* Brief
Word for word, restate every line of the listing that follows.

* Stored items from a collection

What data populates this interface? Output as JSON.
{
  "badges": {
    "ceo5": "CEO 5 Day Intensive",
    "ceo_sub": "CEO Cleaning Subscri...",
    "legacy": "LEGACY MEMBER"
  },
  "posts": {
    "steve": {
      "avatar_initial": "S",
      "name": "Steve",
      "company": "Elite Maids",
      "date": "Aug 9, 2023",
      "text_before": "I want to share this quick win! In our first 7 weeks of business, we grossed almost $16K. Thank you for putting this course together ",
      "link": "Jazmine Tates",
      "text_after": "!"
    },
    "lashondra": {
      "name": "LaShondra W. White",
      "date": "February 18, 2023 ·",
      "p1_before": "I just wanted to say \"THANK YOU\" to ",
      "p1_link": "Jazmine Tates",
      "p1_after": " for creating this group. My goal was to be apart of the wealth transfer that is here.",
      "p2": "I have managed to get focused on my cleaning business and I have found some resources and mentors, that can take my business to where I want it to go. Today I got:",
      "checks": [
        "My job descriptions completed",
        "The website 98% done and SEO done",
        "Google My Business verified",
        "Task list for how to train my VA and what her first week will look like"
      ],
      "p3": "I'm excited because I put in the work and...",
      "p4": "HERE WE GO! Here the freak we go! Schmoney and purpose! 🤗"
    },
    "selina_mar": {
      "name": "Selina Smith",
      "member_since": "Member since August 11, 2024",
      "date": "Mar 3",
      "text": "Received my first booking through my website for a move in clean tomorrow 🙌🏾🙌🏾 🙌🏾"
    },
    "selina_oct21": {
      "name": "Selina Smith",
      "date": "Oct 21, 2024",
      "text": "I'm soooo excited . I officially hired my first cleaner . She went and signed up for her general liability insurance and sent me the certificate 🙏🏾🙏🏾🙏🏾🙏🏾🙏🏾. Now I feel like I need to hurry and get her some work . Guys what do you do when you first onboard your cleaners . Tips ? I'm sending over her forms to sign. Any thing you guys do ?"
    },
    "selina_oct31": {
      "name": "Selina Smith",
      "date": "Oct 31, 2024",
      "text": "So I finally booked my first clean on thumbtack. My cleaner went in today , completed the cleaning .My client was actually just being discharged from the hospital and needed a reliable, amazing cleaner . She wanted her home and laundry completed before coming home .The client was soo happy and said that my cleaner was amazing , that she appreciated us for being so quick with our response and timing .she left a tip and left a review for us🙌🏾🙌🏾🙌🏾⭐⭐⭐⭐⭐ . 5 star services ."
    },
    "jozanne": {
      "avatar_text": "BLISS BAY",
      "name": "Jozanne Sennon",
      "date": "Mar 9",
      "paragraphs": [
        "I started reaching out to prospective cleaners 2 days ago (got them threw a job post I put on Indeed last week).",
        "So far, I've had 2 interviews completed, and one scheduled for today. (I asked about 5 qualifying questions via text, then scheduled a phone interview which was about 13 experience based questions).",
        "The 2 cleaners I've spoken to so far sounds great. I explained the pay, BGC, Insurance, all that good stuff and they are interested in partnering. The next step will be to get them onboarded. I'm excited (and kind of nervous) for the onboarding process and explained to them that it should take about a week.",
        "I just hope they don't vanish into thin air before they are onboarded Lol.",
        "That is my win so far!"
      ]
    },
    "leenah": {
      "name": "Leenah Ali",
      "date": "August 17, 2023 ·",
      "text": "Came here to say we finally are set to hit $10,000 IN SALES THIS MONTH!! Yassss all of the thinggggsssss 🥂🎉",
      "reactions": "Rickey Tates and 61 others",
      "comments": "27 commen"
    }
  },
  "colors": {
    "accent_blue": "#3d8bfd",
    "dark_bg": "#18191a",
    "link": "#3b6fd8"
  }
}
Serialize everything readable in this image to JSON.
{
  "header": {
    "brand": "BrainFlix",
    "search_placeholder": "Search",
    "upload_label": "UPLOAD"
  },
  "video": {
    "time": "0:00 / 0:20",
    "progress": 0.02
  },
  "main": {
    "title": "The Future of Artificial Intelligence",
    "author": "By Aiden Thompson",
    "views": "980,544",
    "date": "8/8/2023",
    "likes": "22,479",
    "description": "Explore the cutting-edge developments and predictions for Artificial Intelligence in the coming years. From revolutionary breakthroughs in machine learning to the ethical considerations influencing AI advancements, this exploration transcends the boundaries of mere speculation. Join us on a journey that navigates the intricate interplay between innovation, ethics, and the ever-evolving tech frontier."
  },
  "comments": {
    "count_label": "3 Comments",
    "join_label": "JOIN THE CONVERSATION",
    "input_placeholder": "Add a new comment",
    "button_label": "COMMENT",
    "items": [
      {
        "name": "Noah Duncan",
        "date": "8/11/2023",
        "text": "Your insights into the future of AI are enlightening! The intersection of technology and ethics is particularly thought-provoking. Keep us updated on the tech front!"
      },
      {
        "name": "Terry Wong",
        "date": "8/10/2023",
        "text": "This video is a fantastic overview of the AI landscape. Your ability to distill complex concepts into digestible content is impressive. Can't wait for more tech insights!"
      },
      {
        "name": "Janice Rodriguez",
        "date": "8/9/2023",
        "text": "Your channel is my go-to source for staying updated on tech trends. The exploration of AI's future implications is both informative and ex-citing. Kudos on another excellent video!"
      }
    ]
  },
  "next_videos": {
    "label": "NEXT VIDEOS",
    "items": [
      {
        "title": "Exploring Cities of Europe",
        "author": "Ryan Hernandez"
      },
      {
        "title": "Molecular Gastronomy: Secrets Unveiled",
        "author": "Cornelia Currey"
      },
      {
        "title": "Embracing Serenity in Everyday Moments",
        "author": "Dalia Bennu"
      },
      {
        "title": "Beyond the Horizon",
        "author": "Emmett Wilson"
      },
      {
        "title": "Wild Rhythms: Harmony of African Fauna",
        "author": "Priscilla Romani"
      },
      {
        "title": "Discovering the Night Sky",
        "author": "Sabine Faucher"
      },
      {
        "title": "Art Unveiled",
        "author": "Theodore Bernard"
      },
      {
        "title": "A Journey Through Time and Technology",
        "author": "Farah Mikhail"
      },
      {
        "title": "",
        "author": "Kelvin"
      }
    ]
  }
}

* Reply to the task
What data populates this interface? Output as JSON.
{
  "badges": {
    "ceo5": "CEO 5 Day Intensive",
    "ceo_sub": "CEO Cleaning Subscri...",
    "legacy": "LEGACY MEMBER"
  },
  "posts": {
    "steve": {
      "avatar_initial": "S",
      "name": "Steve",
      "company": "Elite Maids",
      "date": "Aug 9, 2023",
      "text_before": "I want to share this quick win! In our first 7 weeks of business, we grossed almost $16K. Thank you for putting this course together ",
      "link": "Jazmine Tates",
      "text_after": "!"
    },
    "lashondra": {
      "name": "LaShondra W. White",
      "date": "February 18, 2023 ·",
      "p1_before": "I just wanted to say \"THANK YOU\" to ",
      "p1_link": "Jazmine Tates",
      "p1_after": " for creating this group. My goal was to be apart of the wealth transfer that is here.",
      "p2": "I have managed to get focused on my cleaning business and I have found some resources and mentors, that can take my business to where I want it to go. Today I got:",
      "checks": [
        "My job descriptions completed",
        "The website 98% done and SEO done",
        "Google My Business verified",
        "Task list for how to train my VA and what her first week will look like"
      ],
      "p3": "I'm excited because I put in the work and...",
      "p4": "HERE WE GO! Here the freak we go! Schmoney and purpose! 🤗"
    },
    "selina_mar": {
      "name": "Selina Smith",
      "member_since": "Member since August 11, 2024",
      "date": "Mar 3",
      "text": "Received my first booking through my website for a move in clean tomorrow 🙌🏾🙌🏾 🙌🏾"
    },
    "selina_oct21": {
      "name": "Selina Smith",
      "date": "Oct 21, 2024",
      "text": "I'm soooo excited . I officially hired my first cleaner . She went and signed up for her general liability insurance and sent me the certificate 🙏🏾🙏🏾🙏🏾🙏🏾🙏🏾. Now I feel like I need to hurry and get her some work . Guys what do you do when you first onboard your cleaners . Tips ? I'm sending over her forms to sign. Any thing you guys do ?"
    },
    "selina_oct31": {
      "name": "Selina Smith",
      "date": "Oct 31, 2024",
      "text": "So I finally booked my first clean on thumbtack. My cleaner went in today , completed the cleaning .My client was actually just being discharged from the hospital and needed a reliable, amazing cleaner . She wanted her home and laundry completed before coming home .The client was soo happy and said that my cleaner was amazing , that she appreciated us for being so quick with our response and timing .she left a tip and left a review for us🙌🏾🙌🏾🙌🏾⭐⭐⭐⭐⭐ . 5 star services ."
    },
    "jozanne": {
      "avatar_text": "BLISS BAY",
      "name": "Jozanne Sennon",
      "date": "Mar 9",
      "paragraphs": [
        "I started reaching out to prospective cleaners 2 days ago (got them threw a job post I put on Indeed last week).",
        "So far, I've had 2 interviews completed, and one scheduled for today. (I asked about 5 qualifying questions via text, then scheduled a phone interview which was about 13 experience based questions).",
        "The 2 cleaners I've spoken to so far sounds great. I explained the pay, BGC, Insurance, all that good stuff and they are interested in partnering. The next step will be to get them onboarded. I'm excited (and kind of nervous) for the onboarding process and explained to them that it should take about a week.",
        "I just hope they don't vanish into thin air before they are onboarded Lol.",
        "That is my win so far!"
      ]
    },
    "leenah": {
      "name": "Leenah Ali",
      "date": "August 17, 2023 ·",
      "text": "Came here to say we finally are set to hit $10,000 IN SALES THIS MONTH!! Yassss all of the thinggggsssss 🥂🎉",
      "reactions": "Rickey Tates and 61 others",
      "comments": "27 commen"
    }
  },
  "colors": {
    "accent_blue": "#3d8bfd",
    "dark_bg": "#18191a",
    "link": "#3b6fd8"
  }
}
Serialize everything readable in this image to JSON.
{
  "header": {
    "brand": "BrainFlix",
    "search_placeholder": "Search",
    "upload_label": "UPLOAD"
  },
  "video": {
    "time": "0:00 / 0:20",
    "progress": 0.02
  },
  "main": {
    "title": "The Future of Artificial Intelligence",
    "author": "By Aiden Thompson",
    "views": "980,544",
    "date": "8/8/2023",
    "likes": "22,479",
    "description": "Explore the cutting-edge developments and predictions for Artificial Intelligence in the coming years. From revolutionary breakthroughs in machine learning to the ethical considerations influencing AI advancements, this exploration transcends the boundaries of mere speculation. Join us on a journey that navigates the intricate interplay between innovation, ethics, and the ever-evolving tech frontier."
  },
  "comments": {
    "count_label": "3 Comments",
    "join_label": "JOIN THE CONVERSATION",
    "input_placeholder": "Add a new comment",
    "button_label": "COMMENT",
    "items": [
      {
        "name": "Noah Duncan",
        "date": "8/11/2023",
        "text": "Your insights into the future of AI are enlightening! The intersection of technology and ethics is particularly thought-provoking. Keep us updated on the tech front!"
      },
      {
        "name": "Terry Wong",
        "date": "8/10/2023",
        "text": "This video is a fantastic overview of the AI landscape. Your ability to distill complex concepts into digestible content is impressive. Can't wait for more tech insights!"
      },
      {
        "name": "Janice Rodriguez",
        "date": "8/9/2023",
        "text": "Your channel is my go-to source for staying updated on tech trends. The exploration of AI's future implications is both informative and ex-citing. Kudos on another excellent video!"
      }
    ]
  },
  "next_videos": {
    "label": "NEXT VIDEOS",
    "items": [
      {
        "title": "Exploring Cities of Europe",
        "author": "Ryan Hernandez"
      },
      {
        "title": "Molecular Gastronomy: Secrets Unveiled",
        "author": "Cornelia Currey"
      },
      {
        "title": "Embracing Serenity in Everyday Moments",
        "author": "Dalia Bennu"
      },
      {
        "title": "Beyond the Horizon",
        "author": "Emmett Wilson"
      },
      {
        "title": "Wild Rhythms: Harmony of African Fauna",
        "author": "Priscilla Romani"
      },
      {
        "title": "Discovering the Night Sky",
        "author": "Sabine Faucher"
      },
      {
        "title": "Art Unveiled",
        "author": "Theodore Bernard"
      },
      {
        "title": "A Journey Through Time and Technology",
        "author": "Farah Mikhail"
      },
      {
        "title": "",
        "author": "Kelvin"
      }
    ]
  }
}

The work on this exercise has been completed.